_ABOUT THIS EXERCISE_:
Would you copy all lines in the data that contain the word "structure"?

--- STUDY MATERIAL Enclosed Below ---

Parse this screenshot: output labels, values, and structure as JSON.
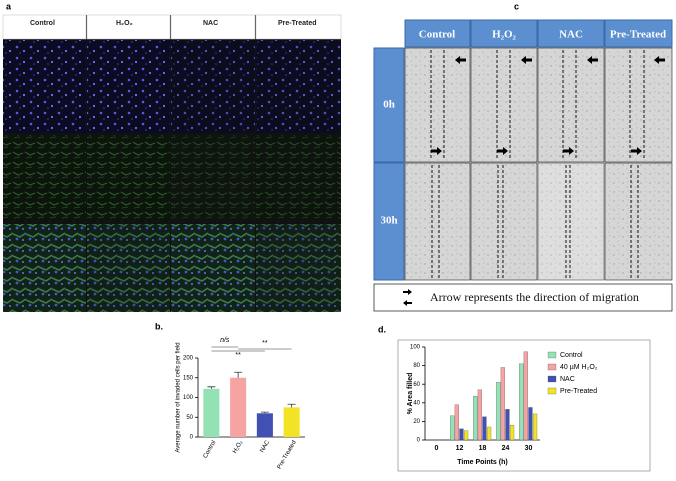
{
  "panel_a": {
    "label": "a",
    "columns": [
      "Control",
      "H₂O₂",
      "NAC",
      "Pre-Treated"
    ]
  },
  "panel_c": {
    "label": "c",
    "columns": [
      "Control",
      "H₂O₂",
      "NAC",
      "Pre-Treated"
    ],
    "rows": [
      "0h",
      "30h"
    ],
    "legend": "Arrow represents the direction of migration"
  },
  "chart_data": [
    {
      "type": "bar",
      "label": "b.",
      "ylabel": "Average number of invaded cells per field",
      "categories": [
        "Control",
        "H₂O₂",
        "NAC",
        "Pre-Treated"
      ],
      "values": [
        122,
        150,
        60,
        75
      ],
      "errors": [
        5,
        14,
        3,
        8
      ],
      "colors": [
        "#93e2b4",
        "#f5a3a3",
        "#4150b3",
        "#f2e326"
      ],
      "ylim": [
        0,
        200
      ],
      "yticks": [
        0,
        50,
        100,
        150,
        200
      ],
      "annotations": [
        "n/s",
        "**",
        "**"
      ]
    },
    {
      "type": "bar",
      "label": "d.",
      "xlabel": "Time Points (h)",
      "ylabel": "% Area filled",
      "categories": [
        "0",
        "12",
        "18",
        "24",
        "30"
      ],
      "series": [
        {
          "name": "Control",
          "color": "#93e2b4",
          "values": [
            0,
            26,
            47,
            62,
            82
          ]
        },
        {
          "name": "40 µM H₂O₂",
          "color": "#f5a3a3",
          "values": [
            0,
            38,
            54,
            78,
            95
          ]
        },
        {
          "name": "NAC",
          "color": "#4150b3",
          "values": [
            0,
            12,
            25,
            33,
            35
          ]
        },
        {
          "name": "Pre-Treated",
          "color": "#f2e326",
          "values": [
            0,
            10,
            14,
            16,
            28
          ]
        }
      ],
      "ylim": [
        0,
        100
      ],
      "yticks": [
        0,
        20,
        40,
        60,
        80,
        100
      ],
      "legend": "right"
    }
  ]
}
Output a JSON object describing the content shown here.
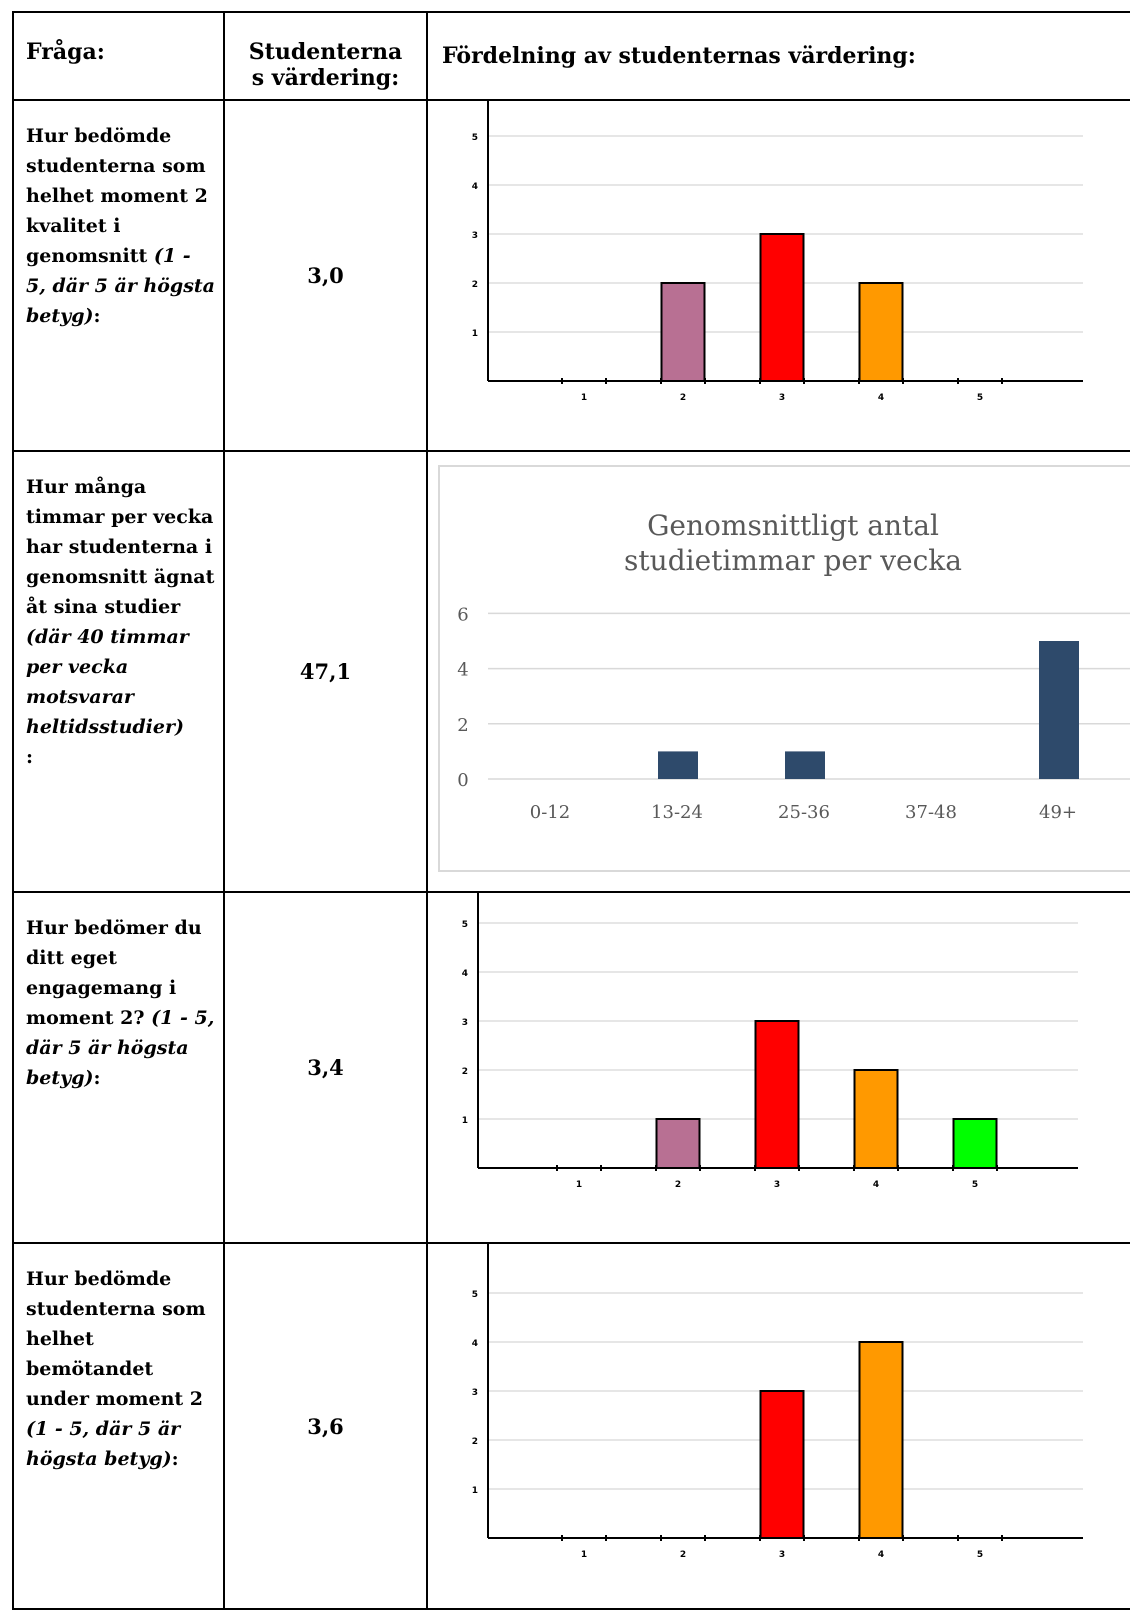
{
  "header": {
    "col_question": "Fråga:",
    "col_value_1": "Studenterna",
    "col_value_2": "s värdering:",
    "col_distribution": "Fördelning av studenternas värdering:"
  },
  "rows": [
    {
      "question_bold": "Hur bedömde studenterna som helhet moment 2 kvalitet i genomsnitt",
      "question_italic": "(1 - 5, där 5 är högsta betyg)",
      "question_end": ":",
      "value": "3,0"
    },
    {
      "question_bold": "Hur många timmar per vecka har studenterna i genomsnitt ägnat åt sina studier",
      "question_italic": "(där 40 timmar per vecka motsvarar heltidsstudier)",
      "question_end": ":",
      "value": "47,1"
    },
    {
      "question_bold": "Hur bedömer du ditt eget engagemang i moment 2?",
      "question_italic": "(1 - 5, där 5 är högsta betyg)",
      "question_end": ":",
      "value": "3,4"
    },
    {
      "question_bold": "Hur bedömde studenterna som helhet bemötandet under moment 2",
      "question_italic": "(1 - 5, där 5 är högsta betyg)",
      "question_end": ":",
      "value": "3,6"
    }
  ],
  "colors": {
    "grade_2": "#b87093",
    "grade_3": "#ff0000",
    "grade_4": "#ff9900",
    "grade_5": "#00ff00",
    "study_bar": "#2e4a6b",
    "grid": "#e6e6e6"
  },
  "chart_data": [
    {
      "type": "bar",
      "categories": [
        "1",
        "2",
        "3",
        "4",
        "5"
      ],
      "values": [
        0,
        2,
        3,
        2,
        0
      ],
      "ylim": [
        0,
        5
      ],
      "yticks": [
        "1",
        "2",
        "3",
        "4",
        "5"
      ],
      "grid": true
    },
    {
      "type": "bar",
      "title": "Genomsnittligt antal studietimmar per vecka",
      "categories": [
        "0-12",
        "13-24",
        "25-36",
        "37-48",
        "49+"
      ],
      "values": [
        0,
        1,
        1,
        0,
        5
      ],
      "ylim": [
        0,
        6
      ],
      "yticks": [
        "0",
        "2",
        "4",
        "6"
      ],
      "grid": true
    },
    {
      "type": "bar",
      "categories": [
        "1",
        "2",
        "3",
        "4",
        "5"
      ],
      "values": [
        0,
        1,
        3,
        2,
        1
      ],
      "ylim": [
        0,
        5
      ],
      "yticks": [
        "1",
        "2",
        "3",
        "4",
        "5"
      ],
      "grid": true
    },
    {
      "type": "bar",
      "categories": [
        "1",
        "2",
        "3",
        "4",
        "5"
      ],
      "values": [
        0,
        0,
        3,
        4,
        0
      ],
      "ylim": [
        0,
        5
      ],
      "yticks": [
        "1",
        "2",
        "3",
        "4",
        "5"
      ],
      "grid": true
    }
  ]
}
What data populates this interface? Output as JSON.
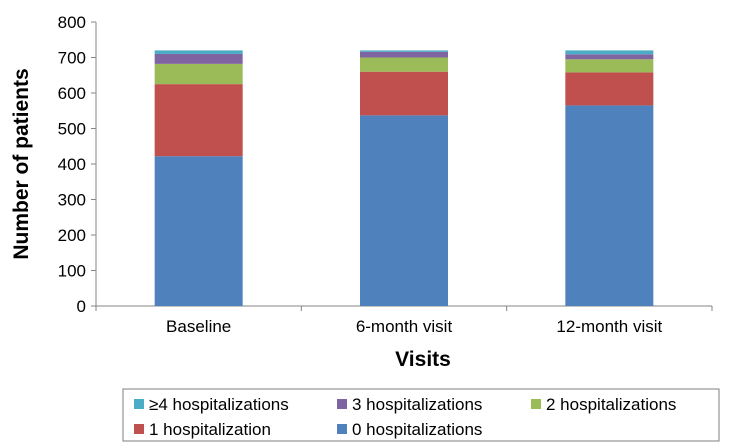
{
  "chart_data": {
    "type": "bar",
    "stacked": true,
    "categories": [
      "Baseline",
      "6-month visit",
      "12-month visit"
    ],
    "xlabel": "Visits",
    "ylabel": "Number of patients",
    "ylim": [
      0,
      800
    ],
    "yticks": [
      "0",
      "100",
      "200",
      "300",
      "400",
      "500",
      "600",
      "700",
      "800"
    ],
    "grid": false,
    "legend_position": "bottom",
    "series": [
      {
        "name": "0 hospitalizations",
        "color": "#4f81bd",
        "values": [
          422,
          537,
          565
        ]
      },
      {
        "name": "1 hospitalization",
        "color": "#c0504d",
        "values": [
          203,
          123,
          93
        ]
      },
      {
        "name": "2 hospitalizations",
        "color": "#9bbb59",
        "values": [
          57,
          40,
          37
        ]
      },
      {
        "name": "3 hospitalizations",
        "color": "#8064a2",
        "values": [
          28,
          16,
          14
        ]
      },
      {
        "name": "≥4 hospitalizations",
        "color": "#4bacc6",
        "values": [
          10,
          4,
          11
        ]
      }
    ]
  }
}
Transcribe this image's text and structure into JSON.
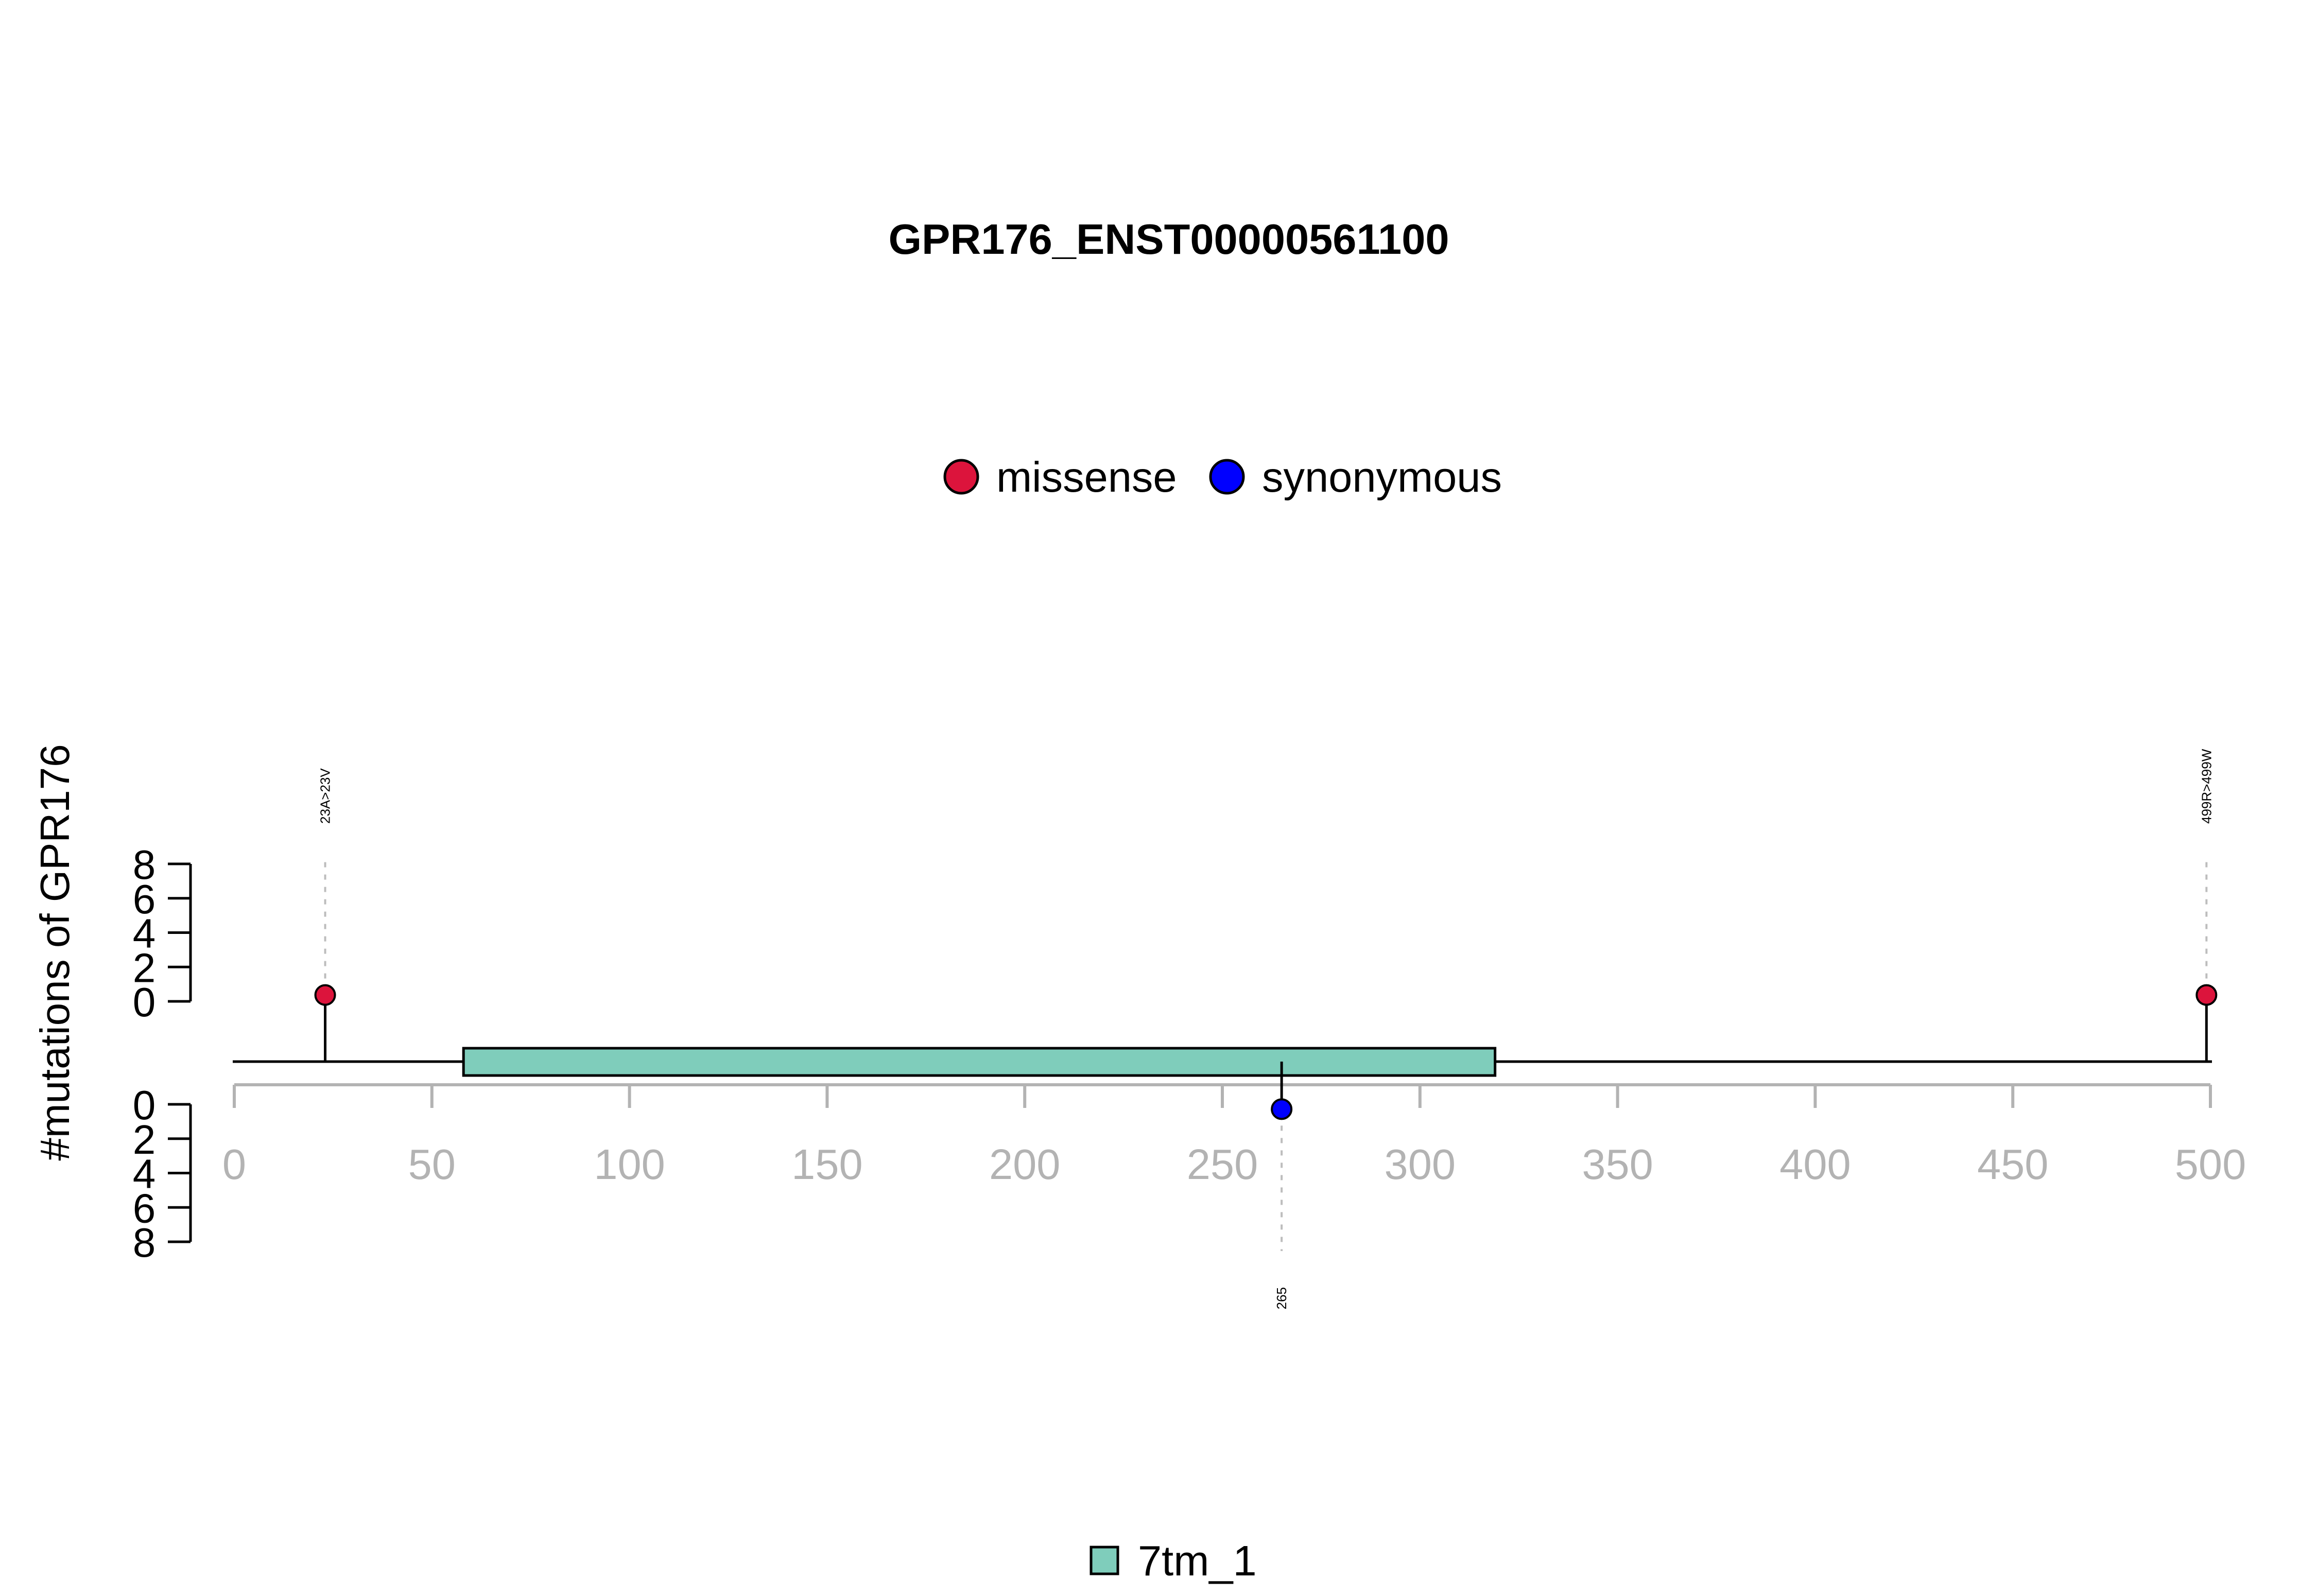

--- End of Enclosed STUDY MATERIAL ---

_WRITTEN SOLUTION_:
Parse this screenshot: output labels, values, and structure as JSON.
Transcribe this image's text and structure into JSON.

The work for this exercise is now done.